### [Written request]
Every record must appear in your copy exactly as written, with no pictures.
-------- Records provided --------
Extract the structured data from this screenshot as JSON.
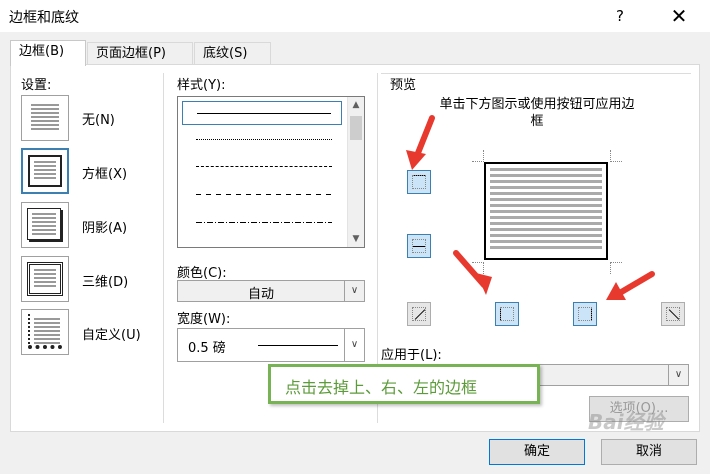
{
  "window": {
    "title": "边框和底纹",
    "help_label": "?",
    "close_label": "✕"
  },
  "tabs": [
    {
      "label": "边框(B)",
      "active": true
    },
    {
      "label": "页面边框(P)",
      "active": false
    },
    {
      "label": "底纹(S)",
      "active": false
    }
  ],
  "settings": {
    "label": "设置:",
    "items": [
      {
        "label": "无(N)"
      },
      {
        "label": "方框(X)",
        "selected": true
      },
      {
        "label": "阴影(A)"
      },
      {
        "label": "三维(D)"
      },
      {
        "label": "自定义(U)"
      }
    ]
  },
  "style": {
    "label": "样式(Y):",
    "items": [
      "solid",
      "dotted",
      "dashed-short",
      "dashed",
      "dash-dot"
    ],
    "selected_index": 0
  },
  "color": {
    "label": "颜色(C):",
    "value": "自动"
  },
  "width": {
    "label": "宽度(W):",
    "value": "0.5 磅"
  },
  "preview": {
    "label": "预览",
    "hint": "单击下方图示或使用按钮可应用边框"
  },
  "apply_to": {
    "label": "应用于(L):",
    "value": ""
  },
  "buttons": {
    "options": "选项(O)...",
    "ok": "确定",
    "cancel": "取消"
  },
  "annotation": {
    "text": "点击去掉上、右、左的边框"
  },
  "watermark": {
    "text": "Bai经验"
  },
  "colors": {
    "accent": "#3c7fb1",
    "arrow": "#e8392e",
    "callout": "#77b255"
  }
}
--------
### [Answer to the exercise]
Extract the structured data from this screenshot as JSON.
{
  "window": {
    "title": "边框和底纹",
    "help_label": "?",
    "close_label": "✕"
  },
  "tabs": [
    {
      "label": "边框(B)",
      "active": true
    },
    {
      "label": "页面边框(P)",
      "active": false
    },
    {
      "label": "底纹(S)",
      "active": false
    }
  ],
  "settings": {
    "label": "设置:",
    "items": [
      {
        "label": "无(N)"
      },
      {
        "label": "方框(X)",
        "selected": true
      },
      {
        "label": "阴影(A)"
      },
      {
        "label": "三维(D)"
      },
      {
        "label": "自定义(U)"
      }
    ]
  },
  "style": {
    "label": "样式(Y):",
    "items": [
      "solid",
      "dotted",
      "dashed-short",
      "dashed",
      "dash-dot"
    ],
    "selected_index": 0
  },
  "color": {
    "label": "颜色(C):",
    "value": "自动"
  },
  "width": {
    "label": "宽度(W):",
    "value": "0.5 磅"
  },
  "preview": {
    "label": "预览",
    "hint": "单击下方图示或使用按钮可应用边框"
  },
  "apply_to": {
    "label": "应用于(L):",
    "value": ""
  },
  "buttons": {
    "options": "选项(O)...",
    "ok": "确定",
    "cancel": "取消"
  },
  "annotation": {
    "text": "点击去掉上、右、左的边框"
  },
  "watermark": {
    "text": "Bai经验"
  },
  "colors": {
    "accent": "#3c7fb1",
    "arrow": "#e8392e",
    "callout": "#77b255"
  }
}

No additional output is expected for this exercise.